All entries must be repeated exactly; do not include the pictures.

++++++

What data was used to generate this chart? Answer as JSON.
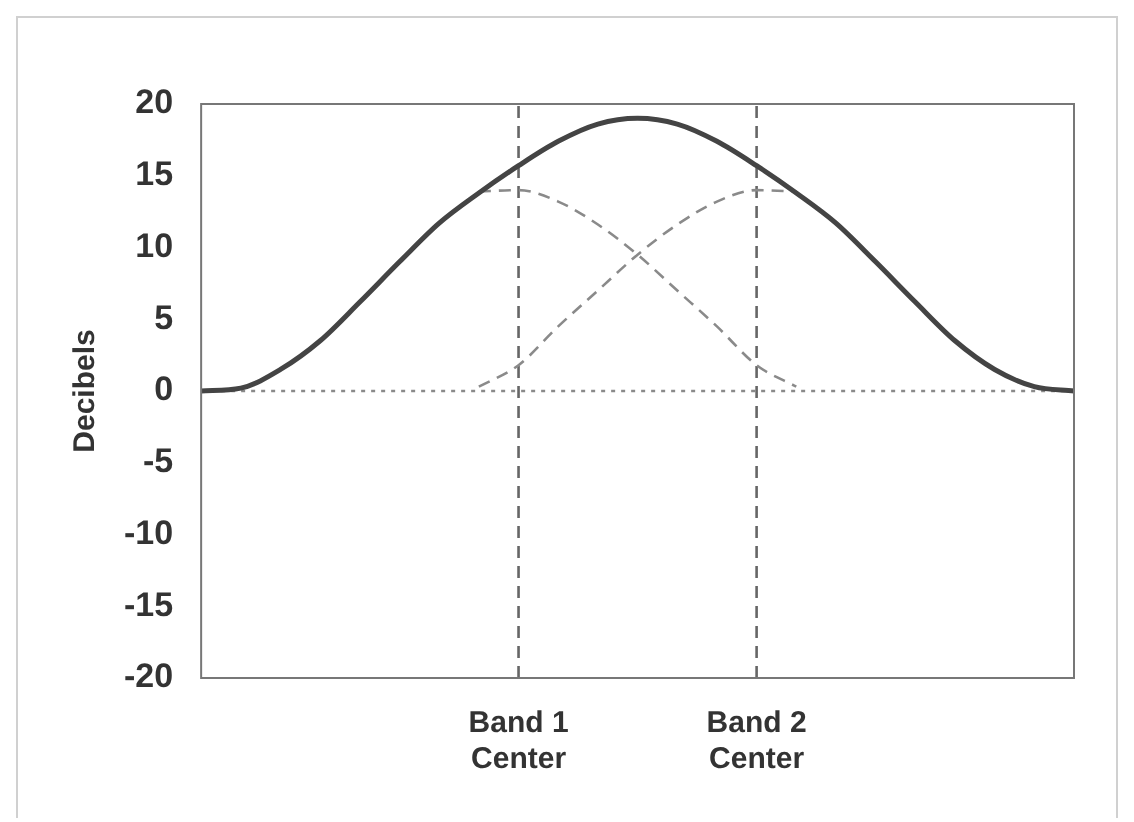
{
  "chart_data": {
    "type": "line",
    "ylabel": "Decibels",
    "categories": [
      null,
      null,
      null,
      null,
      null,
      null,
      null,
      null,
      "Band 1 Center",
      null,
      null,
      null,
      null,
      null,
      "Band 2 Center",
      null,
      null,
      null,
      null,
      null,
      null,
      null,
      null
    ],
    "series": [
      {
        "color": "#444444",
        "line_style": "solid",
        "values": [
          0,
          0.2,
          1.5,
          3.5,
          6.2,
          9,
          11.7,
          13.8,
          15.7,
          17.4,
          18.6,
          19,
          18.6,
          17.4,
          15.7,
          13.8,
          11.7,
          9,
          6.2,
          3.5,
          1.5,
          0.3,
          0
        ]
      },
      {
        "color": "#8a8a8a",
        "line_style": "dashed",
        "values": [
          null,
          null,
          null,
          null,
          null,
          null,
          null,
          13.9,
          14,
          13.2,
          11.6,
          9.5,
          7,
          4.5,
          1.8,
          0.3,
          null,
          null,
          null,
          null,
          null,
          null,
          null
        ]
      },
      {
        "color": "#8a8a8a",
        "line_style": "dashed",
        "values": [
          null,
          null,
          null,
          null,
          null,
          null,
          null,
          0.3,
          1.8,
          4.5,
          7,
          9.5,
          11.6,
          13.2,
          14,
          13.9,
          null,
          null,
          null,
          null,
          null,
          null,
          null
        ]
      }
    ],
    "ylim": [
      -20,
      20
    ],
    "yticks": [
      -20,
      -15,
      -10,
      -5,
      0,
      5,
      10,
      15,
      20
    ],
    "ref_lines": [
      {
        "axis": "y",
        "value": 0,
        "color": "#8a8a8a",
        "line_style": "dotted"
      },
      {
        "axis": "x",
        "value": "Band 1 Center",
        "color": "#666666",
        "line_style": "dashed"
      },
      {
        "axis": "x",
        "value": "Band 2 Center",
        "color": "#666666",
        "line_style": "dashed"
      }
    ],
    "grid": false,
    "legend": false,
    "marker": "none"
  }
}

++++++

◆ **FULL RESPONSE**
What data was used to generate this chart? Answer as JSON.
{
  "chart_data": {
    "type": "line",
    "ylabel": "Decibels",
    "categories": [
      null,
      null,
      null,
      null,
      null,
      null,
      null,
      null,
      "Band 1 Center",
      null,
      null,
      null,
      null,
      null,
      "Band 2 Center",
      null,
      null,
      null,
      null,
      null,
      null,
      null,
      null
    ],
    "series": [
      {
        "color": "#444444",
        "line_style": "solid",
        "values": [
          0,
          0.2,
          1.5,
          3.5,
          6.2,
          9,
          11.7,
          13.8,
          15.7,
          17.4,
          18.6,
          19,
          18.6,
          17.4,
          15.7,
          13.8,
          11.7,
          9,
          6.2,
          3.5,
          1.5,
          0.3,
          0
        ]
      },
      {
        "color": "#8a8a8a",
        "line_style": "dashed",
        "values": [
          null,
          null,
          null,
          null,
          null,
          null,
          null,
          13.9,
          14,
          13.2,
          11.6,
          9.5,
          7,
          4.5,
          1.8,
          0.3,
          null,
          null,
          null,
          null,
          null,
          null,
          null
        ]
      },
      {
        "color": "#8a8a8a",
        "line_style": "dashed",
        "values": [
          null,
          null,
          null,
          null,
          null,
          null,
          null,
          0.3,
          1.8,
          4.5,
          7,
          9.5,
          11.6,
          13.2,
          14,
          13.9,
          null,
          null,
          null,
          null,
          null,
          null,
          null
        ]
      }
    ],
    "ylim": [
      -20,
      20
    ],
    "yticks": [
      -20,
      -15,
      -10,
      -5,
      0,
      5,
      10,
      15,
      20
    ],
    "ref_lines": [
      {
        "axis": "y",
        "value": 0,
        "color": "#8a8a8a",
        "line_style": "dotted"
      },
      {
        "axis": "x",
        "value": "Band 1 Center",
        "color": "#666666",
        "line_style": "dashed"
      },
      {
        "axis": "x",
        "value": "Band 2 Center",
        "color": "#666666",
        "line_style": "dashed"
      }
    ],
    "grid": false,
    "legend": false,
    "marker": "none"
  }
}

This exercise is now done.